Stored data entries:
# # # #

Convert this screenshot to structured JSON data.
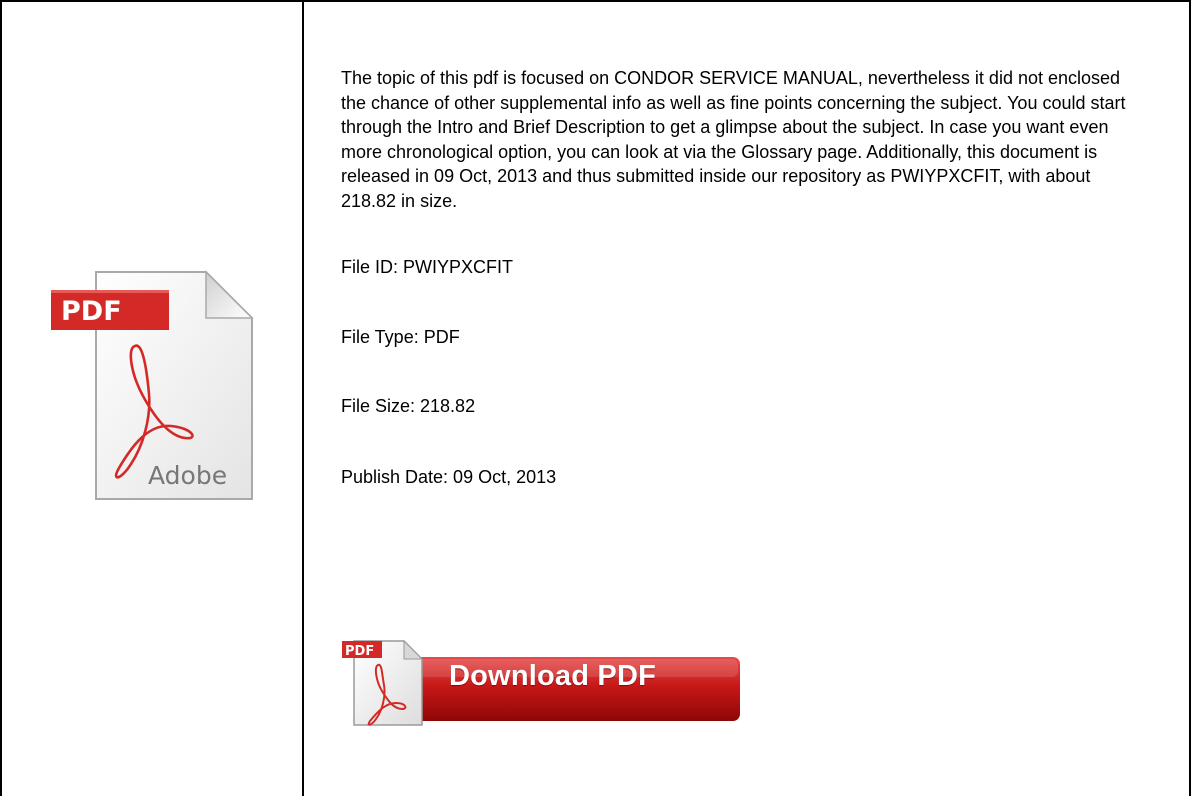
{
  "description": "The topic of this pdf is focused on CONDOR SERVICE MANUAL, nevertheless it did not enclosed the chance of other supplemental info as well as fine points concerning the subject. You could start through the Intro and Brief Description to get a glimpse about the subject. In case you want even more chronological option, you can look at via the Glossary page. Additionally, this document is released in 09 Oct, 2013 and thus submitted inside our repository as PWIYPXCFIT, with about 218.82 in size.",
  "file_id": "File ID: PWIYPXCFIT",
  "file_type": "File Type: PDF",
  "file_size": "File Size: 218.82",
  "publish_date": "Publish Date: 09 Oct, 2013",
  "pdf_icon": {
    "label": "PDF",
    "brand": "Adobe",
    "icon": "adobe-pdf-document-icon"
  },
  "download_button": {
    "label": "Download PDF",
    "badge": "PDF",
    "icon": "adobe-pdf-icon"
  },
  "colors": {
    "pdf_red": "#d42a27",
    "button_red": "#c01414",
    "text": "#000000",
    "border": "#000000"
  }
}
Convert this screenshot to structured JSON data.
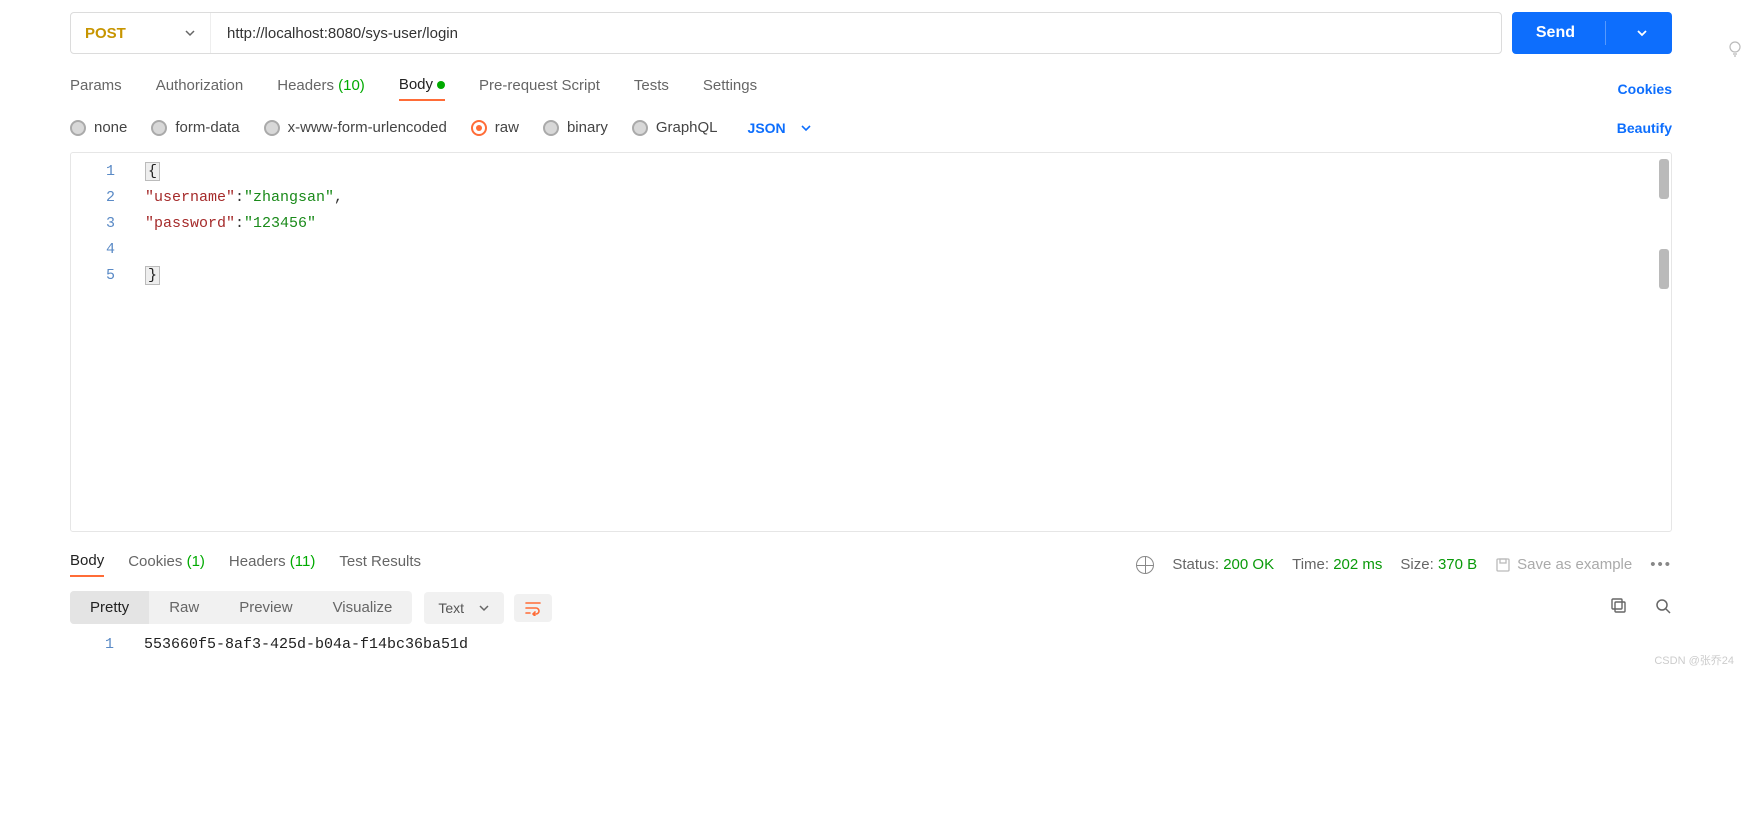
{
  "request": {
    "method": "POST",
    "url": "http://localhost:8080/sys-user/login",
    "send_label": "Send"
  },
  "tabs": {
    "params": "Params",
    "auth": "Authorization",
    "headers_label": "Headers",
    "headers_count": "(10)",
    "body": "Body",
    "prescript": "Pre-request Script",
    "tests": "Tests",
    "settings": "Settings",
    "cookies": "Cookies"
  },
  "body_types": {
    "none": "none",
    "form_data": "form-data",
    "urlencoded": "x-www-form-urlencoded",
    "raw": "raw",
    "binary": "binary",
    "graphql": "GraphQL",
    "format": "JSON",
    "beautify": "Beautify"
  },
  "editor": {
    "lines": [
      "1",
      "2",
      "3",
      "4",
      "5"
    ],
    "l1_open": "{",
    "k_user": "\"username\"",
    "v_user": "\"zhangsan\"",
    "k_pass": "\"password\"",
    "v_pass": "\"123456\"",
    "l5_close": "}"
  },
  "response": {
    "tabs": {
      "body": "Body",
      "cookies_l": "Cookies",
      "cookies_c": "(1)",
      "headers_l": "Headers",
      "headers_c": "(11)",
      "results": "Test Results"
    },
    "status_label": "Status:",
    "status_value": "200 OK",
    "time_label": "Time:",
    "time_value": "202 ms",
    "size_label": "Size:",
    "size_value": "370 B",
    "save_example": "Save as example",
    "view": {
      "pretty": "Pretty",
      "raw": "Raw",
      "preview": "Preview",
      "visualize": "Visualize",
      "text": "Text"
    },
    "lines": [
      "1"
    ],
    "body_text": "553660f5-8af3-425d-b04a-f14bc36ba51d"
  },
  "watermark": "CSDN @张乔24"
}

# # # #

Give back the entries verbatim. Do not include any picture.

* [Reply]
Convert this screenshot to structured JSON data.
{
  "description": "The topic of this pdf is focused on CONDOR SERVICE MANUAL, nevertheless it did not enclosed the chance of other supplemental info as well as fine points concerning the subject. You could start through the Intro and Brief Description to get a glimpse about the subject. In case you want even more chronological option, you can look at via the Glossary page. Additionally, this document is released in 09 Oct, 2013 and thus submitted inside our repository as PWIYPXCFIT, with about 218.82 in size.",
  "file_id": "File ID: PWIYPXCFIT",
  "file_type": "File Type: PDF",
  "file_size": "File Size: 218.82",
  "publish_date": "Publish Date: 09 Oct, 2013",
  "pdf_icon": {
    "label": "PDF",
    "brand": "Adobe",
    "icon": "adobe-pdf-document-icon"
  },
  "download_button": {
    "label": "Download PDF",
    "badge": "PDF",
    "icon": "adobe-pdf-icon"
  },
  "colors": {
    "pdf_red": "#d42a27",
    "button_red": "#c01414",
    "text": "#000000",
    "border": "#000000"
  }
}
Convert this screenshot to structured JSON data.
{
  "request": {
    "method": "POST",
    "url": "http://localhost:8080/sys-user/login",
    "send_label": "Send"
  },
  "tabs": {
    "params": "Params",
    "auth": "Authorization",
    "headers_label": "Headers",
    "headers_count": "(10)",
    "body": "Body",
    "prescript": "Pre-request Script",
    "tests": "Tests",
    "settings": "Settings",
    "cookies": "Cookies"
  },
  "body_types": {
    "none": "none",
    "form_data": "form-data",
    "urlencoded": "x-www-form-urlencoded",
    "raw": "raw",
    "binary": "binary",
    "graphql": "GraphQL",
    "format": "JSON",
    "beautify": "Beautify"
  },
  "editor": {
    "lines": [
      "1",
      "2",
      "3",
      "4",
      "5"
    ],
    "l1_open": "{",
    "k_user": "\"username\"",
    "v_user": "\"zhangsan\"",
    "k_pass": "\"password\"",
    "v_pass": "\"123456\"",
    "l5_close": "}"
  },
  "response": {
    "tabs": {
      "body": "Body",
      "cookies_l": "Cookies",
      "cookies_c": "(1)",
      "headers_l": "Headers",
      "headers_c": "(11)",
      "results": "Test Results"
    },
    "status_label": "Status:",
    "status_value": "200 OK",
    "time_label": "Time:",
    "time_value": "202 ms",
    "size_label": "Size:",
    "size_value": "370 B",
    "save_example": "Save as example",
    "view": {
      "pretty": "Pretty",
      "raw": "Raw",
      "preview": "Preview",
      "visualize": "Visualize",
      "text": "Text"
    },
    "lines": [
      "1"
    ],
    "body_text": "553660f5-8af3-425d-b04a-f14bc36ba51d"
  },
  "watermark": "CSDN @张乔24"
}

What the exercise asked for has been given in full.